_Tâche A_.
Répondez, s'il vous plaît, à ces questions sur le texte sur les antibiotiques en transgenèse végétale :
(i) Que contient le milieu de culture sur lequel on sélectionne les cellules ayant intégré le transgène ?
(ii) Contre quel type d'infections les antibiotiques ne sont-ils pas utiles ?
(iii) Pour quelles cellules une même molécule peut-elle être beaucoup plus toxique, ce qui la rend utilisable en génie génétique végétal ?
_Tâche B_.
Prolongez le texte sur les antibiotiques en transgenèse végétale à partir de sa dernière phrase.

_Texte de la page_.
########################################

Gilles Camus
Table des matières
- Une étape de la transgenèse végéatle
- L'action des antibiotiques n'est pas limitée aux monde bactérien
1. Une étape de la transgenèse végétale
Dans le protocole de transgenèse d'un organisme végétal (voir "La transgenèse grâce à Agrobacterium tumefasciens") la sélection des cellules ayant intégré le transgène s'effectue sur un milieu de culture contenant un antibiotique, en tirant parti du fait que le vecteur comporte un gène de résistance à l'antibiotique utilisé en plus du gène d'intérêt. Dans ce cadre, seules les cellules ayant intégré le transgène pourront se développer en présence de l'antibiotique, et par la suite donner une nouvelle plante.
Mais n'est-il pas paradoxal d'utiliser un antibiotique alors que ceux-ci sont censés être des molécules agissant contre les bactéries ?
2. L'action des antibiotiques n'est pas limitée au monde bactérien
Ce qu'il est classique de dire, c'est que les antibiotiques sont utiles pour lutter contre les infections bactériennes mais pas contre les infections virales. En effet, les cibles de ces molécules sont spécifiques des bactéries et non des virus. Le meilleur exemple en est fourni par les molécules qui vont s'associer au ribosome bactérien, qui est différent du ribosome eucaryote, et ainsi bloquer spécifiquement la synthèse protéique de ces cellules (voir "La pénicilline. Découverte d'un antibiotique"). Les virus humains parasitant les cellules du corps, donc des cellules eucaryotes, ils ne sont pas touchés par l'utilisation d'antibiotiques.
En revanche, si par définition les antibiotiques sont des substances chimiques qui agissent sur des bactéries de manière ciblée, rien n'empêche qu'ils aient d'autres propriétés. En effet, même si les antibiotiques utilisés en médecine ont une sélectivité importante, il faut se rappeler que la plupart des médicaments ont des effets secondaires, y compris à dose thérapeutique, et peuvent même devenir toxiques à forte dose. De plus dans le cas de la transgenèse, on s'adresse au monde végétal et une même molécule peut être peu toxique pour les cellules animales (donc utilisable médicalement) mais beaucoup plus toxique pour les cellules végétales (donc utilisable en génie génétique végétal).

########################################

_Contenu des entrées_.
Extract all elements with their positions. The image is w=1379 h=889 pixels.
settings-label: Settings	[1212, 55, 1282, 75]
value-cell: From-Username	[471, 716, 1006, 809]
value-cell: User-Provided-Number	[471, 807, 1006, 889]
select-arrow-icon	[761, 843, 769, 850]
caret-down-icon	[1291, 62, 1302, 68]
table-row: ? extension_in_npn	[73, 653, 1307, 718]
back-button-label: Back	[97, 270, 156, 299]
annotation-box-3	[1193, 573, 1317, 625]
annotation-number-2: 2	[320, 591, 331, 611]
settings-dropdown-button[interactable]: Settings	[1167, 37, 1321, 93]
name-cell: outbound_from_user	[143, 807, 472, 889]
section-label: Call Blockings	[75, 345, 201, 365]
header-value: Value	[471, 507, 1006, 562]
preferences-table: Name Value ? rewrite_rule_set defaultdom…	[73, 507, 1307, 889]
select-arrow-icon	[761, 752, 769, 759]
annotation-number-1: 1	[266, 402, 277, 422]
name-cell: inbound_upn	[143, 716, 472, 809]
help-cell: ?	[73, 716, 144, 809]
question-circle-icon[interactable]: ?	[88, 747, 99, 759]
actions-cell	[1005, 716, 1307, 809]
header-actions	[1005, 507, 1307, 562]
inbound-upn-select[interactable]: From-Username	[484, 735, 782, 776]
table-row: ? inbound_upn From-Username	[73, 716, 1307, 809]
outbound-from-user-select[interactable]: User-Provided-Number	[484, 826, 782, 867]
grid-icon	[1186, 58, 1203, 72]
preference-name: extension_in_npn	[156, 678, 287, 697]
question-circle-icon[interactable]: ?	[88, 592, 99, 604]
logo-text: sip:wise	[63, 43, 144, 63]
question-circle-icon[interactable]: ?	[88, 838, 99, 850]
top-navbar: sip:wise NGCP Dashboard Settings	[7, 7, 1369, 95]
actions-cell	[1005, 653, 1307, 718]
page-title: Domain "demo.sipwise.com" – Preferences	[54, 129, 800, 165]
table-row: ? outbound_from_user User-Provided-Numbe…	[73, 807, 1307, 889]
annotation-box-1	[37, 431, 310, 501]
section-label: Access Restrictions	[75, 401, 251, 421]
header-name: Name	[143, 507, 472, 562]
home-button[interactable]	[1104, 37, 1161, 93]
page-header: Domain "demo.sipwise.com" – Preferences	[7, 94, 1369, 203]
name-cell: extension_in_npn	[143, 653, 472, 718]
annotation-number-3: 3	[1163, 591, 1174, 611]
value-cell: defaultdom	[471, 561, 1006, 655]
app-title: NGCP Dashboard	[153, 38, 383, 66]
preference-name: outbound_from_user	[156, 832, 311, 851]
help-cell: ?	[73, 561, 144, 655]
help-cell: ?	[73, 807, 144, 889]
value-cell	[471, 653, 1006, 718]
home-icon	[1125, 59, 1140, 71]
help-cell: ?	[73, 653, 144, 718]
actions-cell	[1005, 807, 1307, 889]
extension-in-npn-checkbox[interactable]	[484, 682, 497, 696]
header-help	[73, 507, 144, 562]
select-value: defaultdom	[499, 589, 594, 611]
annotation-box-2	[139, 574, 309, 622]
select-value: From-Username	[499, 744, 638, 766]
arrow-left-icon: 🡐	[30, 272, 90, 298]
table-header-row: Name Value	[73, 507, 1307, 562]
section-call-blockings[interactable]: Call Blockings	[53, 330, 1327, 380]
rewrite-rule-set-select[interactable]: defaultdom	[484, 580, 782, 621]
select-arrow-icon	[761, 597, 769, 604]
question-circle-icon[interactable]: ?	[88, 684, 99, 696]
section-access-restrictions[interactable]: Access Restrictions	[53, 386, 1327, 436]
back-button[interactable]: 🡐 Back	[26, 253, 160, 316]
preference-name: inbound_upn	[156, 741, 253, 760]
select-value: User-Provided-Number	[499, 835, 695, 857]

########################################

_Réponse A_.
(i) Un antibiotique.
(ii) Les infections virales.
(iii) Les cellules végétales.

_Réponse B_.
Un exemple classique concerne la kanamycine qui est bien un antibiotique, c'est à dire une substance ayant une action antibactérienne (dont le mode d'action passe par la liaison à la sous-unité 30S du ribosome bactérien), mais qui a non seulement des effets secondaires non négligeables chez l'Homme, mais surtout (pour ce qui nous intéresse) une action toxique sur les plantes en inhibant le développement des chloroplastes. La présence de kanamycine empêche donc les plantes (ou les cellules végétales) de se développer, sauf si un gène de résistance a été introduit dans celles-ci (gène codant pour une protéine, souvent une enzyme, qui va inhiber l'action de l'antibiotique). Ce gène de résistance a toutes les caractéristiques souhaitées pour être utilisé comme gène de sélection.
On peut donc bien utiliser un antibiotique pour sélectionner les plants résistants ayant intégré un vecteur contenant un gène de résistance à cet antibiotique, l'action antibactérienne de l'antibiotique (qui explique qu'on le classe dans cette catégorie) n'étant alors pas le but recherché.